### INFORMATION GIVEN
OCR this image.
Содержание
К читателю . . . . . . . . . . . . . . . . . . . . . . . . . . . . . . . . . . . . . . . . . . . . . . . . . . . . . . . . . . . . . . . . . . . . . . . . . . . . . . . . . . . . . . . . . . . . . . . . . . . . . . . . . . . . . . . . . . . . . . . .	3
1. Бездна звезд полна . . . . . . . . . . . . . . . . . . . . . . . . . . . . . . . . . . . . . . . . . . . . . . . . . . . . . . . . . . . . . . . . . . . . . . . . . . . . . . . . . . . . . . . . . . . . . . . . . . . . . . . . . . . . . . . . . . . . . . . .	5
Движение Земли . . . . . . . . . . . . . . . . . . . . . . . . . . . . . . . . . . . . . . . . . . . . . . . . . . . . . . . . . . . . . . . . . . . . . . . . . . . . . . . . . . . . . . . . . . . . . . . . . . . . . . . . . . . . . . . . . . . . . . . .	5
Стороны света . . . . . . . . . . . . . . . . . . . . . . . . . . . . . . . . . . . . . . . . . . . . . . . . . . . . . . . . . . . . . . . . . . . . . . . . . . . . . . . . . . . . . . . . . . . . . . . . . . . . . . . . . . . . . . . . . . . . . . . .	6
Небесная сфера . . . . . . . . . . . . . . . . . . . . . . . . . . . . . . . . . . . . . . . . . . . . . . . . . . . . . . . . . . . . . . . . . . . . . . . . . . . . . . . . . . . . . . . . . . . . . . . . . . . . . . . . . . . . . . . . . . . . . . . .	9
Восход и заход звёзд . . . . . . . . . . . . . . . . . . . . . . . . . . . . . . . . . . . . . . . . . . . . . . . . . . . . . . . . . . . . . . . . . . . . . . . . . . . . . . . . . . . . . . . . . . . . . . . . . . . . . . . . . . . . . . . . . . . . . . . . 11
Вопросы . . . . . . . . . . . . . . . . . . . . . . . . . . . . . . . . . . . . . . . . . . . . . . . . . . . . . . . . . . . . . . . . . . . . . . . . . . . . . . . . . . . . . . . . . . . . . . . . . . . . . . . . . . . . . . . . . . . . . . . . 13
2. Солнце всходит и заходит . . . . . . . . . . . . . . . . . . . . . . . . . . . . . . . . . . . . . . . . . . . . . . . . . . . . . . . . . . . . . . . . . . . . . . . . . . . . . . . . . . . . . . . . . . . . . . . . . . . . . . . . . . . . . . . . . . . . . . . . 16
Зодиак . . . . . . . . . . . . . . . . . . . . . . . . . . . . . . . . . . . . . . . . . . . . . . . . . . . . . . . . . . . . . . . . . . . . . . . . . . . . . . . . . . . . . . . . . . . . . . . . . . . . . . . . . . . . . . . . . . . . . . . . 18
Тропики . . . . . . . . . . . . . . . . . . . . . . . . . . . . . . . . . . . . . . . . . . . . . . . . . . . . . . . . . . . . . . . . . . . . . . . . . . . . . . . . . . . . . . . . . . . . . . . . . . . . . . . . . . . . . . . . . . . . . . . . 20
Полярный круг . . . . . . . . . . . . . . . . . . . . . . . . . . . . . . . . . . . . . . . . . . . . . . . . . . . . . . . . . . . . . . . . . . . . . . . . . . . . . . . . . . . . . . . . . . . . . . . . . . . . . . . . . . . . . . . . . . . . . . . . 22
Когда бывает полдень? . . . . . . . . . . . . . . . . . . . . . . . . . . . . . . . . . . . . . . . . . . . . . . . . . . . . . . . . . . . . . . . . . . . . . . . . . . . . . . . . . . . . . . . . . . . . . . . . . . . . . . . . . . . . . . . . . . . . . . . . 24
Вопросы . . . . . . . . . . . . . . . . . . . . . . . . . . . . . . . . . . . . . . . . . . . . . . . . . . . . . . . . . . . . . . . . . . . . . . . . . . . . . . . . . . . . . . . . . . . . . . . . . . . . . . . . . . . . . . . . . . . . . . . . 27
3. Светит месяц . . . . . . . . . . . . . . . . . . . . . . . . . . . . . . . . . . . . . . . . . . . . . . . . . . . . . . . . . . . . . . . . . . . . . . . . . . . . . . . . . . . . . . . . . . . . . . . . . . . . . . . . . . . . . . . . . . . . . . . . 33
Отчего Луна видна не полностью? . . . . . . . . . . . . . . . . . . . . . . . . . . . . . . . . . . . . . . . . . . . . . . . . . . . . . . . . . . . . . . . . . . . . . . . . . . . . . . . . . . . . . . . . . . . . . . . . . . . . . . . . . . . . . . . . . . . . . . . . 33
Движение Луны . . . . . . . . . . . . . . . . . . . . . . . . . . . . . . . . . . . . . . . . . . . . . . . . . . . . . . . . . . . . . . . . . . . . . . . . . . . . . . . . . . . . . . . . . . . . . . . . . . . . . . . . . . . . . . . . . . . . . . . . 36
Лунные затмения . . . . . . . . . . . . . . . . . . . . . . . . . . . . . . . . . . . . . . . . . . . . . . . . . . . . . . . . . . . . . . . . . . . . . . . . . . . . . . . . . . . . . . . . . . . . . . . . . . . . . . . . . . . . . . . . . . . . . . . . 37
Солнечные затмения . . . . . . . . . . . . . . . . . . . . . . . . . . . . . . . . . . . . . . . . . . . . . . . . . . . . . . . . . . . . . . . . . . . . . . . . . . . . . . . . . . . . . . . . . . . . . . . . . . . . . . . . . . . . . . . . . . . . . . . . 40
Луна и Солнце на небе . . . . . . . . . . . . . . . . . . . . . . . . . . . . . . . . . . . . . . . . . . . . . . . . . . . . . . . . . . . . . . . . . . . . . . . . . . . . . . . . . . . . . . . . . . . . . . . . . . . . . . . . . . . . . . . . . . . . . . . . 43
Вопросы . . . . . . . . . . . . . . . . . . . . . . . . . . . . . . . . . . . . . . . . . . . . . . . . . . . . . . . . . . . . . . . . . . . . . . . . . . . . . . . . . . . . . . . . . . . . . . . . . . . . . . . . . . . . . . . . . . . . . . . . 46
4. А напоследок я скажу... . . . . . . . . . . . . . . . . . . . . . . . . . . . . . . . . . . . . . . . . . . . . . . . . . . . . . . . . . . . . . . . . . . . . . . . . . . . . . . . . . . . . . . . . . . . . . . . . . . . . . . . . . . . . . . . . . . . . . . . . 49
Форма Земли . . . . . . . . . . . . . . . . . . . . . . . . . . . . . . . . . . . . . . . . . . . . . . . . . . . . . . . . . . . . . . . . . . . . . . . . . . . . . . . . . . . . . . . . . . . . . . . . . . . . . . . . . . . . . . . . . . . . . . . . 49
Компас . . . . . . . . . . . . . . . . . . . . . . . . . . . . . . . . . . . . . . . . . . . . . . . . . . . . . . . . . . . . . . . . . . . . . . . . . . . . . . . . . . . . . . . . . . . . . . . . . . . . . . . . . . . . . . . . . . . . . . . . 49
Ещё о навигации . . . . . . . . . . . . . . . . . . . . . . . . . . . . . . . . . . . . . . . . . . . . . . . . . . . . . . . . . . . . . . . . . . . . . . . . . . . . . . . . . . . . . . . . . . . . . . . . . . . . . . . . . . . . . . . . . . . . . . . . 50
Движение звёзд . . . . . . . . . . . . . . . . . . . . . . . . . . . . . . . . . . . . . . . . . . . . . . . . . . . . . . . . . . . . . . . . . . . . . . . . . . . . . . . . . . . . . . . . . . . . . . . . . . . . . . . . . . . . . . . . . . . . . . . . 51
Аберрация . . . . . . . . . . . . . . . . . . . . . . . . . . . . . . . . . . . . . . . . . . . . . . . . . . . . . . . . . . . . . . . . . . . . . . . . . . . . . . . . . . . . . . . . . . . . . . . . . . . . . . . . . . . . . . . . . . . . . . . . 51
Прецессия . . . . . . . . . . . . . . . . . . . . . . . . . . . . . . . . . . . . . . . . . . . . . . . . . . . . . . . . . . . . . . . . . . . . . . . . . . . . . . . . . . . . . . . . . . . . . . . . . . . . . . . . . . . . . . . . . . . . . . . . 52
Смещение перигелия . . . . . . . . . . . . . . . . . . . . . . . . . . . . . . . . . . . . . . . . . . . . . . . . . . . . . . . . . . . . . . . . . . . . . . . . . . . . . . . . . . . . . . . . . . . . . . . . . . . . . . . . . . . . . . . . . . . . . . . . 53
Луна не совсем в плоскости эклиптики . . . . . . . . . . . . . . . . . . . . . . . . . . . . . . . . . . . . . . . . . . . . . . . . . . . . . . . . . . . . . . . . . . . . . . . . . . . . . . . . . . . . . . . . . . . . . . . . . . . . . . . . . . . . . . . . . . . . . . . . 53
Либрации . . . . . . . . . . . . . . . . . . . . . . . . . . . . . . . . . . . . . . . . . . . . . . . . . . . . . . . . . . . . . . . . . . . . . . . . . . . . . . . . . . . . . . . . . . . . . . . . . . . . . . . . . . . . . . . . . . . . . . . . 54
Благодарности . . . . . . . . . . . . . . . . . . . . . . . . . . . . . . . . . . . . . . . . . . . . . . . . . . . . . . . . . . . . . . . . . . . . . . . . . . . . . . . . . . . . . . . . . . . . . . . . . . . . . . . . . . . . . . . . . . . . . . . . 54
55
######
WHAT YOU SHOULD DO
In the listing, find every line with the word "звёзд" and state how many there are, nothing more.

COMPLETE OUTPUT
2